(Excerpt from a dataset)
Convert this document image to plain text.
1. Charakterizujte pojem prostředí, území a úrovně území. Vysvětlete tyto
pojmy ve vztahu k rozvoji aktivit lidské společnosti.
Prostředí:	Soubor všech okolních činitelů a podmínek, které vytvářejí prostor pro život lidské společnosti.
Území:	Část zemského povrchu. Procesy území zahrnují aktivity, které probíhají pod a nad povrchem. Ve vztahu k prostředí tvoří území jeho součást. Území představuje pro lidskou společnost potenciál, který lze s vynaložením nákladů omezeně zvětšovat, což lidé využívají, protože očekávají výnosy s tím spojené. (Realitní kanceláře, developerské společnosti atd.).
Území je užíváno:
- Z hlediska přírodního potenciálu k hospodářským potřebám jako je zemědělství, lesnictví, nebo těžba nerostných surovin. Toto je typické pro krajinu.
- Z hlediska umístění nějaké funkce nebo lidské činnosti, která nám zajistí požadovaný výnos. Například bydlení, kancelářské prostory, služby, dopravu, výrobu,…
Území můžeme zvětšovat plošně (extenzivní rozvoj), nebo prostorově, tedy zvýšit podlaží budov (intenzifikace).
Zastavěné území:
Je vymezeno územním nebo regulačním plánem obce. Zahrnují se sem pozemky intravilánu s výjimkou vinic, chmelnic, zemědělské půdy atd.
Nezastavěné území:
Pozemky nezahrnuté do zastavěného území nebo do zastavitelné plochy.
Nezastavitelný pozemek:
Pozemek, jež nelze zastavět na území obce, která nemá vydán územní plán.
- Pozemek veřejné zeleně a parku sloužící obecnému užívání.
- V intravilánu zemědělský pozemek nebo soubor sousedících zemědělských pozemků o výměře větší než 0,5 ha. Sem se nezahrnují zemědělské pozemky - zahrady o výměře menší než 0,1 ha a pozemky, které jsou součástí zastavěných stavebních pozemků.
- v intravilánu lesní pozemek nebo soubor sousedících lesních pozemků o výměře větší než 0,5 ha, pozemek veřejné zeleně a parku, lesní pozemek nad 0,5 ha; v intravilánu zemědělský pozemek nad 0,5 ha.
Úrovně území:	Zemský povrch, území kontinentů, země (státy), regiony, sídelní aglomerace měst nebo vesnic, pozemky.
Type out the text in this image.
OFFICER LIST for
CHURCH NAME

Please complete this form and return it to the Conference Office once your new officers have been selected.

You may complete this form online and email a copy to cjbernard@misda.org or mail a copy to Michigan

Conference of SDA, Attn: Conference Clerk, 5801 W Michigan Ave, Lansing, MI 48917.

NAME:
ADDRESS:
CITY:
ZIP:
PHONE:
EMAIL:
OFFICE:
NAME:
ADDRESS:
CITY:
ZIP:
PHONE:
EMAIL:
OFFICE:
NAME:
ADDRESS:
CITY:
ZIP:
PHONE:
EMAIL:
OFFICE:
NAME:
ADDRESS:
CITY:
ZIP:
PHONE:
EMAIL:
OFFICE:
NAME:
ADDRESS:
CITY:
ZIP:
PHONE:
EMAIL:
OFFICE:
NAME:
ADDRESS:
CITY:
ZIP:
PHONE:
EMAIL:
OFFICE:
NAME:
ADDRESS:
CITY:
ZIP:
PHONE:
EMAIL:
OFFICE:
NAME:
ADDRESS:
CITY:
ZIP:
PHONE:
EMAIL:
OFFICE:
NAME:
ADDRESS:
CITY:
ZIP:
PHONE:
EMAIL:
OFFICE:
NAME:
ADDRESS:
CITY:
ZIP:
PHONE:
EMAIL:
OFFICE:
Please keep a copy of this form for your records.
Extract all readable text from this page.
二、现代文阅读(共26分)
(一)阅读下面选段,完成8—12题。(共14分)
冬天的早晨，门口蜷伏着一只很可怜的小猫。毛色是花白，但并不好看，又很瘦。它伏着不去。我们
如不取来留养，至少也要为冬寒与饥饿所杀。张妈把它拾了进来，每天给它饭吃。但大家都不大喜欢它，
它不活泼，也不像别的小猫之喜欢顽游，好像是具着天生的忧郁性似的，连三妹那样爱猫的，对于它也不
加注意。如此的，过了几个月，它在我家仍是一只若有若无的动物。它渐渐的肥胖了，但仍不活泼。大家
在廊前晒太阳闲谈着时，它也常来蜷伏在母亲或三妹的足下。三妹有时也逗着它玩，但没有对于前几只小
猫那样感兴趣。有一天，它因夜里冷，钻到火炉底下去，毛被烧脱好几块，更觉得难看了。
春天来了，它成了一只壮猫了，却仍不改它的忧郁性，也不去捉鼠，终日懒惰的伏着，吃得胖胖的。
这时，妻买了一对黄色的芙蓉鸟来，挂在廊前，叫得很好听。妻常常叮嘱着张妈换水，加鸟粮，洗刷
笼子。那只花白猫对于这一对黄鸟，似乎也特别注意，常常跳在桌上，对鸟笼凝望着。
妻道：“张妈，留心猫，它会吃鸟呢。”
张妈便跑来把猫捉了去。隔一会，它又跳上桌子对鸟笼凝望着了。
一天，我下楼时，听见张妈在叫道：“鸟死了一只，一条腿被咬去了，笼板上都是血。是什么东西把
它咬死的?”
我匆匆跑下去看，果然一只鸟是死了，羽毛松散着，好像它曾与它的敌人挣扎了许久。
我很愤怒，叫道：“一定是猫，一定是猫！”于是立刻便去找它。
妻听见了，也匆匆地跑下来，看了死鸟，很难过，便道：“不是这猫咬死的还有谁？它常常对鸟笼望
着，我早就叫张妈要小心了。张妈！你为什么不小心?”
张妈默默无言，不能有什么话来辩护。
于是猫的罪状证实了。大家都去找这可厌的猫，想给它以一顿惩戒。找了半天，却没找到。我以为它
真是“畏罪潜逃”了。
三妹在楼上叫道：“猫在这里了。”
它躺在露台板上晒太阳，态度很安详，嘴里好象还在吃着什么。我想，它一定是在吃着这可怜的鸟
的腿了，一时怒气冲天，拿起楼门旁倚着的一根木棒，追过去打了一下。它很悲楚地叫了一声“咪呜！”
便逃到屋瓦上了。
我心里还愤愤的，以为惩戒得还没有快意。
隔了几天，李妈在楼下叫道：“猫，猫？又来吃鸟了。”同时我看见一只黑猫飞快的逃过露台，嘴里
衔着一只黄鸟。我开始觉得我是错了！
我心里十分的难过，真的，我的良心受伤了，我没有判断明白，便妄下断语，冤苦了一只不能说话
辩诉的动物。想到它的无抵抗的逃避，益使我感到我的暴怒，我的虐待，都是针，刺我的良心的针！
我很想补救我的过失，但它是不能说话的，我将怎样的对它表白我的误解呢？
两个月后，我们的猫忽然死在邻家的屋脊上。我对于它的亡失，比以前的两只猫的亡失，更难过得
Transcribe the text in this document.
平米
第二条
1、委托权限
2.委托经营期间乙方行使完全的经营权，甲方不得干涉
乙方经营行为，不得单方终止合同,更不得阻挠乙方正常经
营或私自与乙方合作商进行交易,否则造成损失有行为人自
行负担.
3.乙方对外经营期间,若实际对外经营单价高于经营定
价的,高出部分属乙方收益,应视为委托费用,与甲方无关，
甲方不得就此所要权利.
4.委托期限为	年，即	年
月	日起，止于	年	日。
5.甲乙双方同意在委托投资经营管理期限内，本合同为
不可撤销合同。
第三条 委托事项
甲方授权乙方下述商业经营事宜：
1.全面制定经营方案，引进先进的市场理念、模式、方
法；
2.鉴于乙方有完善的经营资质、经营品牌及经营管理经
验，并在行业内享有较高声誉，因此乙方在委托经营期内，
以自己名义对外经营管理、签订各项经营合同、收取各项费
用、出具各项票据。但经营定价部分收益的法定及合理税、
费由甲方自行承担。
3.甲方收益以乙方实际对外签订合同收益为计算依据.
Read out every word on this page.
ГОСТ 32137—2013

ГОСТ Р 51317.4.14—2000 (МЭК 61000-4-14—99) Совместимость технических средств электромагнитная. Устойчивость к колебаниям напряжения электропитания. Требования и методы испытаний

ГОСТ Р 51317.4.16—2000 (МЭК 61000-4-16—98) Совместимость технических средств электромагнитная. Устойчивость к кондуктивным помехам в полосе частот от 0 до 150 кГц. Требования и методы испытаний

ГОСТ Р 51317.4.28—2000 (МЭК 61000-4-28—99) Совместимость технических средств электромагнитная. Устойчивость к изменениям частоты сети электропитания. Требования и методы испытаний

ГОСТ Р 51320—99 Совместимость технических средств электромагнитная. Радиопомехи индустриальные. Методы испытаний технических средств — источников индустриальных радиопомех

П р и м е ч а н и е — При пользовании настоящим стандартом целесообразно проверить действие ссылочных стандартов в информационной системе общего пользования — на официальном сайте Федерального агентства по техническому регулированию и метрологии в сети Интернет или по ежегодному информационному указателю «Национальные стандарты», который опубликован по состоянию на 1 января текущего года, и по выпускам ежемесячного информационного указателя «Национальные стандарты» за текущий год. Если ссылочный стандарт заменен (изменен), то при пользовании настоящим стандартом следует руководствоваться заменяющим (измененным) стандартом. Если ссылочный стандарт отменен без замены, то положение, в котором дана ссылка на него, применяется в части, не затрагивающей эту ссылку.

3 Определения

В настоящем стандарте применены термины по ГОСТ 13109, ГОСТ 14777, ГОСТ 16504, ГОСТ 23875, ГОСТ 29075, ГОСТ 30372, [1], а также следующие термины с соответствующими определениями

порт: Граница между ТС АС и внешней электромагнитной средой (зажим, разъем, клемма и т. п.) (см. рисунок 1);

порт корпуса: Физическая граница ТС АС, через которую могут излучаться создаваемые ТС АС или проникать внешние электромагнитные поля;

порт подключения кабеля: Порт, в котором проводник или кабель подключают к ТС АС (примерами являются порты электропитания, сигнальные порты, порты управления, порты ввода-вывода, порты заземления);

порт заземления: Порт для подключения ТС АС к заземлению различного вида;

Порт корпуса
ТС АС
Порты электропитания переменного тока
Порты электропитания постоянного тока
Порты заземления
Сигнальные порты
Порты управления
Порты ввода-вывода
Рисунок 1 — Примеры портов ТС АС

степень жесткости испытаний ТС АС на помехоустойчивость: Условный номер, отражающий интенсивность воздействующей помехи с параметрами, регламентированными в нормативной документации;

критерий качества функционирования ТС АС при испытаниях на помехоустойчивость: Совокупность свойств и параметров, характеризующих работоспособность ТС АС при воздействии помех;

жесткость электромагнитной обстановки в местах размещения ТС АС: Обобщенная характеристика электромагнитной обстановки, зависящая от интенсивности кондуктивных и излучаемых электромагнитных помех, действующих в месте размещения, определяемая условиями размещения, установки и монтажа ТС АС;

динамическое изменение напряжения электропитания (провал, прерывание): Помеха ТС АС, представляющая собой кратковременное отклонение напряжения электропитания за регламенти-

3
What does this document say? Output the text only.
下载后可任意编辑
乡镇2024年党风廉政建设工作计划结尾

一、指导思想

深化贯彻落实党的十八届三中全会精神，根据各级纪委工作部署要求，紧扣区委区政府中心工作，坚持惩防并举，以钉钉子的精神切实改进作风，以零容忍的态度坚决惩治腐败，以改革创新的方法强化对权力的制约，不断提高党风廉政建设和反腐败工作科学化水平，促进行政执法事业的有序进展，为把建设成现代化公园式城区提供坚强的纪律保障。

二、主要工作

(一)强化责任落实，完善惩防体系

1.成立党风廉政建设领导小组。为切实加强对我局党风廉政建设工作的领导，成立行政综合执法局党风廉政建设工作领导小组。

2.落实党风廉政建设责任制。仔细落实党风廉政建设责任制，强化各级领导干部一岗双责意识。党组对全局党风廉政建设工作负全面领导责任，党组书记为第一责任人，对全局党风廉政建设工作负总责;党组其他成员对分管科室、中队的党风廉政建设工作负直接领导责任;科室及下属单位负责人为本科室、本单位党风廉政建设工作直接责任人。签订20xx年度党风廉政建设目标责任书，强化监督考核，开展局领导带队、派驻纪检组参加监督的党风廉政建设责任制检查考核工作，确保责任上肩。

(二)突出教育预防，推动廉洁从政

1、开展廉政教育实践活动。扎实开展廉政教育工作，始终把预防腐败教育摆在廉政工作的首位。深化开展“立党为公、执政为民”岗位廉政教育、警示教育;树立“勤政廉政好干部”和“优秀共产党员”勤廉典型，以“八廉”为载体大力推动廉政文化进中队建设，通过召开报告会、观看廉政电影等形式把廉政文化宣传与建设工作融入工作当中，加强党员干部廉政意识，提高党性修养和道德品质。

Your task: Your answer should be a single number: how many lines of the material contain the word "Michigan".

Solution to the exercise: 2